§ **The exercise**: Transcribe all the entries word for word, but omit the images.

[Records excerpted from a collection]

■ ■ ■ ■ ■

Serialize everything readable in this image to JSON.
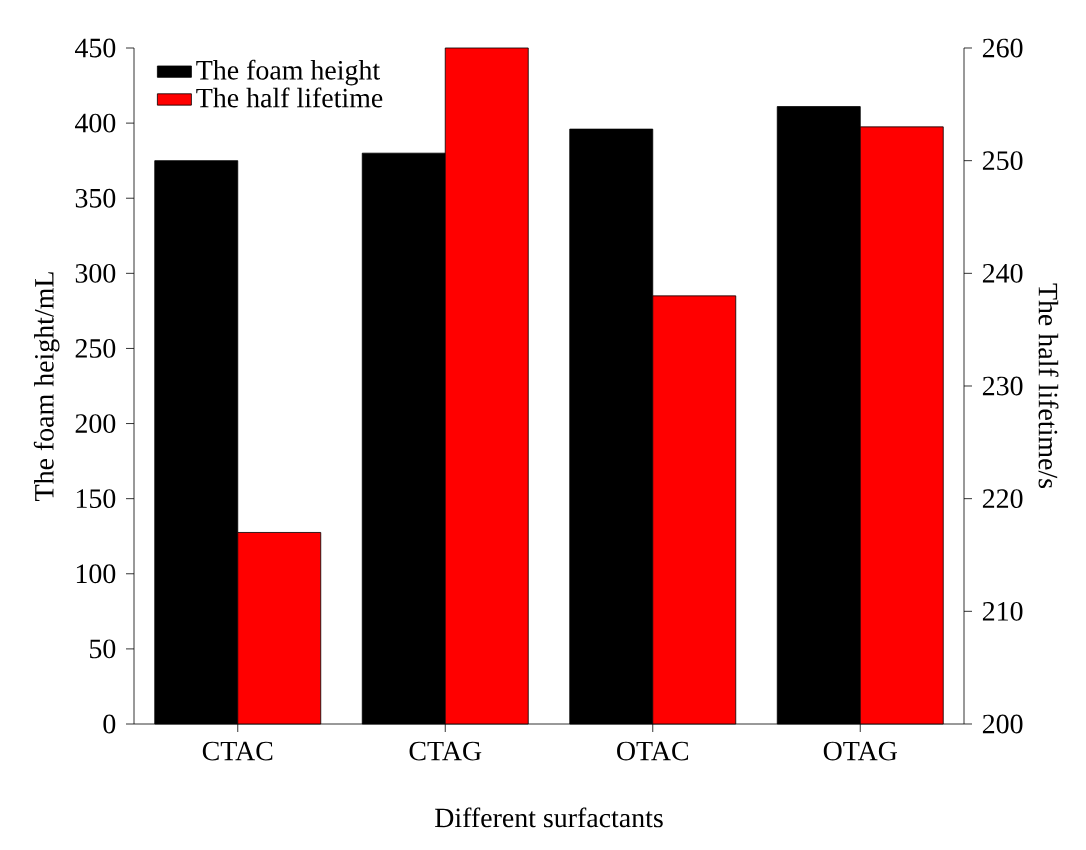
{
  "chart_data": {
    "type": "bar",
    "categories": [
      "CTAC",
      "CTAG",
      "OTAC",
      "OTAG"
    ],
    "series": [
      {
        "name": "The foam height",
        "color": "#000000",
        "values": [
          375,
          380,
          396,
          411
        ]
      },
      {
        "name": "The half lifetime",
        "color": "#ff0000",
        "values": [
          217,
          260,
          238,
          253
        ],
        "axis": "y2"
      }
    ],
    "xlabel": "Different surfactants",
    "ylabel": "The foam height/mL",
    "y2label": "The half lifetime/s",
    "ylim": [
      0,
      450
    ],
    "yticks": [
      0,
      50,
      100,
      150,
      200,
      250,
      300,
      350,
      400,
      450
    ],
    "y2lim": [
      200,
      260
    ],
    "y2ticks": [
      200,
      210,
      220,
      230,
      240,
      250,
      260
    ],
    "legend": "top left",
    "grid": false
  }
}
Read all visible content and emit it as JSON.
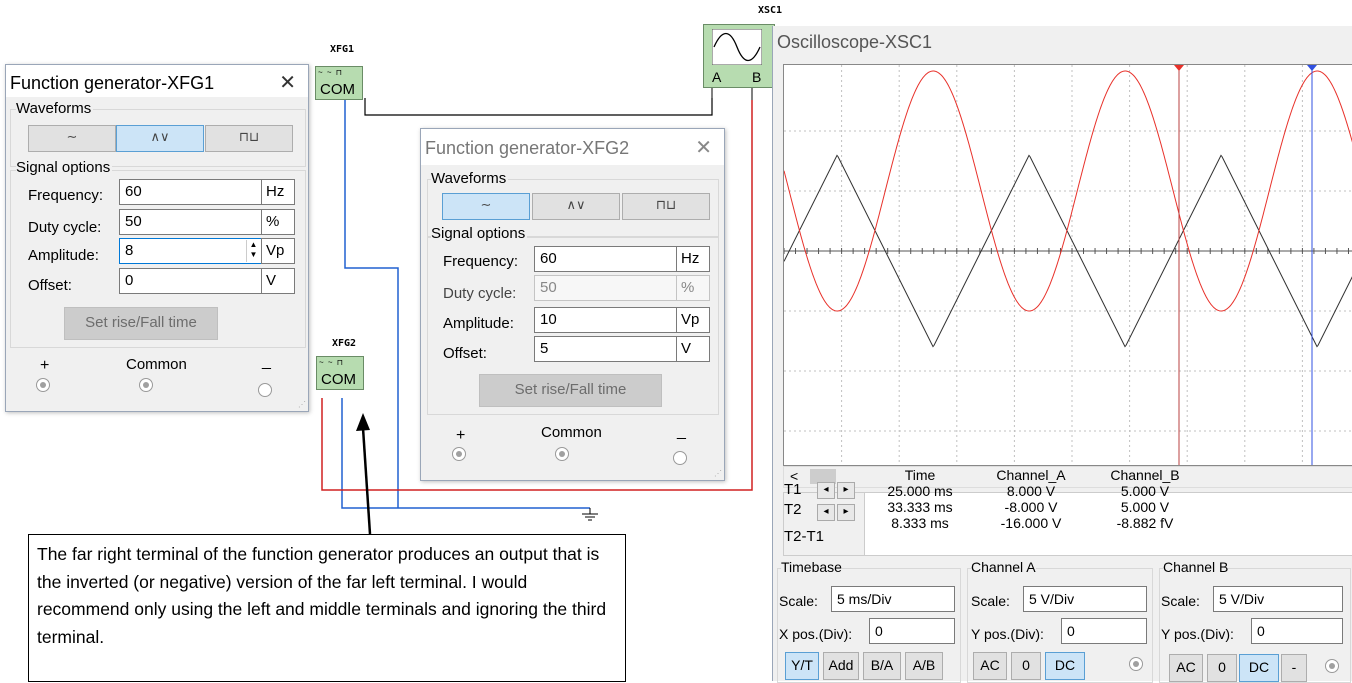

■ ■ ■ ■ ■

§ **Completed task**:
Serialize everything readable in this image to JSON.
{
  "chart_data": {
    "type": "bar",
    "categories": [
      "CTAC",
      "CTAG",
      "OTAC",
      "OTAG"
    ],
    "series": [
      {
        "name": "The foam height",
        "color": "#000000",
        "values": [
          375,
          380,
          396,
          411
        ]
      },
      {
        "name": "The half lifetime",
        "color": "#ff0000",
        "values": [
          217,
          260,
          238,
          253
        ],
        "axis": "y2"
      }
    ],
    "xlabel": "Different surfactants",
    "ylabel": "The foam height/mL",
    "y2label": "The half lifetime/s",
    "ylim": [
      0,
      450
    ],
    "yticks": [
      0,
      50,
      100,
      150,
      200,
      250,
      300,
      350,
      400,
      450
    ],
    "y2lim": [
      200,
      260
    ],
    "y2ticks": [
      200,
      210,
      220,
      230,
      240,
      250,
      260
    ],
    "legend": "top left",
    "grid": false
  }
}
Read all visible content and emit it as JSON.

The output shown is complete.